Texto proporcionado →
Hay veces que la cantidad de horas no corresponde con la calidad de las mismas y el sueño no resulta reparador, no produce descanso

Dormir es una necesidad vital que nos permite restablecer el equilibrio físico y psicológico básico y realizar las actividades diarias con normalidad. Cada edad tiene unas necesidades de sueño diferente: los niños necesitan dormir entre 9-12 horas; los jóvenes y adultos, entre 7-9 horas; y las personas mayores, 6 horas o más.

Sin embargo, hay veces que la cantidad de horas no corresponde con la calidad de las mismas y el sueño no resulta reparador, no produce descanso y, por lo tanto, hay somnolencia al día siguiente, es decir, aparece el temido insomnio.

Según la Sociedad Española del Sueño, dependiendo de la duración de este podemos hablar de insomnio de tipo transitorio, cuya duración es inferior a una semana; insomnio de corta duración o agudo, que tiene una duración de una a cuatro semanas; e insomnio crónico, que dura cuatro semanas o más.

CONSEJOS PARA DORMIR BIEN

Aunque el insomnio puede llegar a dificultar nuestro descanso, es posible combatirlo siguiendo una serie de recomendaciones o hábitos de sueño.

  • Crea un ambiente apropiado. La habitación donde duermes debe tener una temperatura agradable, a la vez que una humedad adecuada. El colchón y la almohada deben ser cómodos y la ropa de cama no debe ser escasa, pero tampoco excesiva.
  • Mantén un horario regular. Intenta levantarte y acostarte siempre a la misma hora, incluido los fines de semana, ya que esto ayudará a conciliar el sueño y te permitirá descansar por la noche.
  • Practica ejercicio de forma habitual. Lo ideal es hacerlo 3 horas antes de dormir para evitar que el sistema nervioso se active.

Extractos de registros →
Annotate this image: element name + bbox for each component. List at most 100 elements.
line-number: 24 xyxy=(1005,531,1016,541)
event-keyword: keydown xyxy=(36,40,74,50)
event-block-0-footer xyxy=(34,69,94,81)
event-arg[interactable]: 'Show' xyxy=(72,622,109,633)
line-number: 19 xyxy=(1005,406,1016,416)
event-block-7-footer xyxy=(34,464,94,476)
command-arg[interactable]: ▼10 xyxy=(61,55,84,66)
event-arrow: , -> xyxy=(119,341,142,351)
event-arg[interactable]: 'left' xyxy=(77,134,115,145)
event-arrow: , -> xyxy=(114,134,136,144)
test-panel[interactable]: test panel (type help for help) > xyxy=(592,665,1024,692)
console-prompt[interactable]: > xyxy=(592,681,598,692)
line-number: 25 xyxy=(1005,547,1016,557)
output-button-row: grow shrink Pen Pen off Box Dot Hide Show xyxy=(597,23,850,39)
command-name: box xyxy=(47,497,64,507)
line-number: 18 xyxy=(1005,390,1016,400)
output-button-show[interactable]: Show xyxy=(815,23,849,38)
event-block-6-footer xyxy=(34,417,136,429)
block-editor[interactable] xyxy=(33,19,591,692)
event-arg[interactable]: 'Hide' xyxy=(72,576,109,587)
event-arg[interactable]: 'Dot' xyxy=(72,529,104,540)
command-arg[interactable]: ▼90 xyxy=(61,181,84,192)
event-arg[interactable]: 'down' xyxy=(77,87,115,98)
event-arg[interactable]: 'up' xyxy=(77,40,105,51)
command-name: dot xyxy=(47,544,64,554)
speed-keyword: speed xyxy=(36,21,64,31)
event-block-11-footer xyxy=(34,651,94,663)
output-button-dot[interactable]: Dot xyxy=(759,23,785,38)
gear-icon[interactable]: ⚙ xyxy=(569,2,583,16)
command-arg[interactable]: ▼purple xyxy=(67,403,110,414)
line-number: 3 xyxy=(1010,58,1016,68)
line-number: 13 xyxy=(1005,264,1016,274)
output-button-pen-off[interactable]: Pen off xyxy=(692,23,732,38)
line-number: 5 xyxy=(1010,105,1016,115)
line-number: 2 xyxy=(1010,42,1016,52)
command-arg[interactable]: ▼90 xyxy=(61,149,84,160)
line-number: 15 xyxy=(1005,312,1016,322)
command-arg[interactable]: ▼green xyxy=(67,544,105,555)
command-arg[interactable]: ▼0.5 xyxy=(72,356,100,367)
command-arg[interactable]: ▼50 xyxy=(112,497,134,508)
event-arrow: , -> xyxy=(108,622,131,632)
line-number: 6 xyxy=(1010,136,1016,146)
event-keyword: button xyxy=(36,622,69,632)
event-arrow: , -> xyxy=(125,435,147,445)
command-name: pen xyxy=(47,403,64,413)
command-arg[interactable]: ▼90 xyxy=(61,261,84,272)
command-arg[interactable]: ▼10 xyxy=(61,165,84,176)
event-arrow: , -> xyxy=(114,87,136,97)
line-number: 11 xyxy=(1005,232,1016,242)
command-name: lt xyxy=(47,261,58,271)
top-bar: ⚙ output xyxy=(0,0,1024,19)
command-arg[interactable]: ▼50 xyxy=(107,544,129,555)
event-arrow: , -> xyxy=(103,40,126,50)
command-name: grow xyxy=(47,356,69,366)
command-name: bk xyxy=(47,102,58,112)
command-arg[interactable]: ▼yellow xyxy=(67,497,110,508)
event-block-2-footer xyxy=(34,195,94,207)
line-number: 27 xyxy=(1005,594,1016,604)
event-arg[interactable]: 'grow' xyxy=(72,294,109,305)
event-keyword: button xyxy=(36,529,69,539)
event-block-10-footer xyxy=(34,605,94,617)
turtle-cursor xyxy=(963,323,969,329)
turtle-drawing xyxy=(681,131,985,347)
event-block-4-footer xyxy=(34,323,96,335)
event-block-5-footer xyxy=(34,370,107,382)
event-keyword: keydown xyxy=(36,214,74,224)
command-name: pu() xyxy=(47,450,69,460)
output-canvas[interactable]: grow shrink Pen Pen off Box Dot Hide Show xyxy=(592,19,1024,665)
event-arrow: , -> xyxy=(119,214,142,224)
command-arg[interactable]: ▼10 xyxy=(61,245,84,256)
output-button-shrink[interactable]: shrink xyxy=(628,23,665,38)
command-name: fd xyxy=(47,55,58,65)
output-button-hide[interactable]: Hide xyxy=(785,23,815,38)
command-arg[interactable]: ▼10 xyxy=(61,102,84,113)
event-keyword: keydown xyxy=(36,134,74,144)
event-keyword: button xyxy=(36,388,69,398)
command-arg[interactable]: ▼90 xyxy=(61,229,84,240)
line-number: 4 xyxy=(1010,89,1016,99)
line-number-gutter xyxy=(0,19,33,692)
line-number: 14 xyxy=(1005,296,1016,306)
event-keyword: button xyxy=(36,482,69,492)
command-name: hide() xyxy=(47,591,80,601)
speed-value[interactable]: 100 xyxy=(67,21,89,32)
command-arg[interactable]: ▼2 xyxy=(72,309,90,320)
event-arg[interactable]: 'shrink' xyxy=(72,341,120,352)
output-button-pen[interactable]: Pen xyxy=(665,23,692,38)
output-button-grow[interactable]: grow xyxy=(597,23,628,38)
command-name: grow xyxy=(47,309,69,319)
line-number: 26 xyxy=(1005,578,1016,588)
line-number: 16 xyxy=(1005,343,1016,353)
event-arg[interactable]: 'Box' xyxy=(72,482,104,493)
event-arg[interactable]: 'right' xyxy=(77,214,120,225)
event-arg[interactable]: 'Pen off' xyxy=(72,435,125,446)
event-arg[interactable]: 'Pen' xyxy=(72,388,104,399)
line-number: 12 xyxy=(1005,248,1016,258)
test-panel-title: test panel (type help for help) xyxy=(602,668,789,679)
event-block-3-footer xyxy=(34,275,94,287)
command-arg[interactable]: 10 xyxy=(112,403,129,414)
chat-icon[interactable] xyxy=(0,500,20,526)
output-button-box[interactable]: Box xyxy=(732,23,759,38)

Tarea 1 →
Responde estas preguntas a partir del texto sobre el sueño y el insomnio:
(a) ¿Cuántas horas de sueño necesitan los jóvenes y adultos?
(b) ¿Cuánto dura el insomnio de tipo transitorio?
(c) ¿Con cuánta antelación a la hora de dormir es ideal hacer ejercicio?
Tarea 2 →
Reanuda el texto sobre el sueño y el insomnio justo después de su última oración.
Los registros no intervienen en ninguna de estas tareas.

Respuesta 1 →
(a) Entre 7 y 9 horas.
(b) Menos de una semana.
(c) 3 horas antes de dormir.

Respuesta 2 →
  • No fumes ni bebas alcohol. Aunque este último facilita el inicio del sueño, después provocará que te despiertes más veces durante la noche. Por su parte, la nicotina del tabaco estimula el sistema nervioso.
  • Evita las comidas copiosas. Estas pueden ocasionar una digestión pesada y, como consecuencia, dificultar el sueño. También es recomendable no irse a la cama hasta que hayan pasado 2 horas desde la cena.
  • Evita la exposición a las pantallas una hora antes de dormir. La luz brillante de móviles, ordenadores, tablets o televisores causan problemas para conciliar el sueño.
  • No pienses en tareas pendientes y preocupaciones. Estas son algunas de las causas que más ansiedad nos crean a la hora de dormir y dificultan el descanso. Lo mejor es intentar desconectar y dejarlo para el día siguiente, cuando podremos pensar con mayor claridad.
  • Crea una rutina relajante. Antes de irte a dormir procura hacer algo que te relaje: leer, escuchar música, darte un baño o una ducha caliente…
  • Utiliza la cama solo para dormir. Debes intentar que tu dormitorio sea un espacio al que recurras solo para dormir y no un lugar para ver la tele, hablar por teléfono o comer. Y es que, el cerebro debe asociar el dormitorio con la actividad de dormir.
  • Si no te duermes, levántate de la cama. Si después de un rato en la cama no consigues dormirte, es mejor que te levantes y comiences a hacer alguna actividad hasta que notes que te entre sueño.